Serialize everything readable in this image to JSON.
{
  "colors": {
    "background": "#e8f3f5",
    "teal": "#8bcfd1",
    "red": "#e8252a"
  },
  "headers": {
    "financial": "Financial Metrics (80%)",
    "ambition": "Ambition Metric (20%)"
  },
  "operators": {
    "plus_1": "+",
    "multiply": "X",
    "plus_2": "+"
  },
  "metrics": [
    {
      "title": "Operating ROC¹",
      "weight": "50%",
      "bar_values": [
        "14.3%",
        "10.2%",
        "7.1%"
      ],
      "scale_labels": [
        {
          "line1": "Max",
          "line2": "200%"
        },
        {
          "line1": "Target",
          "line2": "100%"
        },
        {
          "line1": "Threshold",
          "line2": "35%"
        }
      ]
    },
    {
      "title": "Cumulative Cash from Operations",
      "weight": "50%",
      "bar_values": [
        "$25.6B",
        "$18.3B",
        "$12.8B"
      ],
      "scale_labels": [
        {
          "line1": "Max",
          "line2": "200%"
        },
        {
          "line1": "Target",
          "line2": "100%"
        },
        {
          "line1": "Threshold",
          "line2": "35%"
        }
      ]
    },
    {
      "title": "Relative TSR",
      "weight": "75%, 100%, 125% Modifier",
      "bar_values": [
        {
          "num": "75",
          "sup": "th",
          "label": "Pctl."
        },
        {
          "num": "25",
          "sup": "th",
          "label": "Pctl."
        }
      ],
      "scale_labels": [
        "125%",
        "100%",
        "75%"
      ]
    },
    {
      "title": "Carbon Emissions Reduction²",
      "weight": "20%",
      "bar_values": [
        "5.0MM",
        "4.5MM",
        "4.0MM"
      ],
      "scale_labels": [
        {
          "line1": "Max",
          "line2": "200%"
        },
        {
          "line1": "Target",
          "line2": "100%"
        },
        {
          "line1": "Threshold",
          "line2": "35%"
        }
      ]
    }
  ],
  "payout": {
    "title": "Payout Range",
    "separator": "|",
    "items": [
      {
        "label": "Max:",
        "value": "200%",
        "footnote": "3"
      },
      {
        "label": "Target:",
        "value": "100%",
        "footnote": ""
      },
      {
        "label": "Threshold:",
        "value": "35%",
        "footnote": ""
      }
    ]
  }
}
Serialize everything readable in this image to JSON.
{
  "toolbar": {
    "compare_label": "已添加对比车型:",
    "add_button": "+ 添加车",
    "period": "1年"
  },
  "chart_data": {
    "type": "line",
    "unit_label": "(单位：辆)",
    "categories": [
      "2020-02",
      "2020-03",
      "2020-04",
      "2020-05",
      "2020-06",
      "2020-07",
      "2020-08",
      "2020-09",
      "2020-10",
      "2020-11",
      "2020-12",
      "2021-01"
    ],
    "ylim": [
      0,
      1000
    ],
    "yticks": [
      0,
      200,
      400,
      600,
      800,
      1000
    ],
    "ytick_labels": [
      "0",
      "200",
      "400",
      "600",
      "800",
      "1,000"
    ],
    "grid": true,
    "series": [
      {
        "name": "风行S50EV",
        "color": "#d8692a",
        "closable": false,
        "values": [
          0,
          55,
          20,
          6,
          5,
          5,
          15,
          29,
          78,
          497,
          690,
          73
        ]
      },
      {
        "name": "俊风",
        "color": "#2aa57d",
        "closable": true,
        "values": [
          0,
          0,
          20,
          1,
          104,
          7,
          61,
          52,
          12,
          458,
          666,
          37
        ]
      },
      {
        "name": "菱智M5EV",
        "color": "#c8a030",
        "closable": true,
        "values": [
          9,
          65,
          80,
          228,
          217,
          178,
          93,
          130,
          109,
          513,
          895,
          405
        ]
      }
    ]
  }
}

-- Required task --
Lines holding the word "weight" in the entries above are the ones to pull out. Copy them all.

-- Answer to this exercise --
      "weight": "50%",
      "weight": "50%",
      "weight": "75%, 100%, 125% Modifier",
      "weight": "20%",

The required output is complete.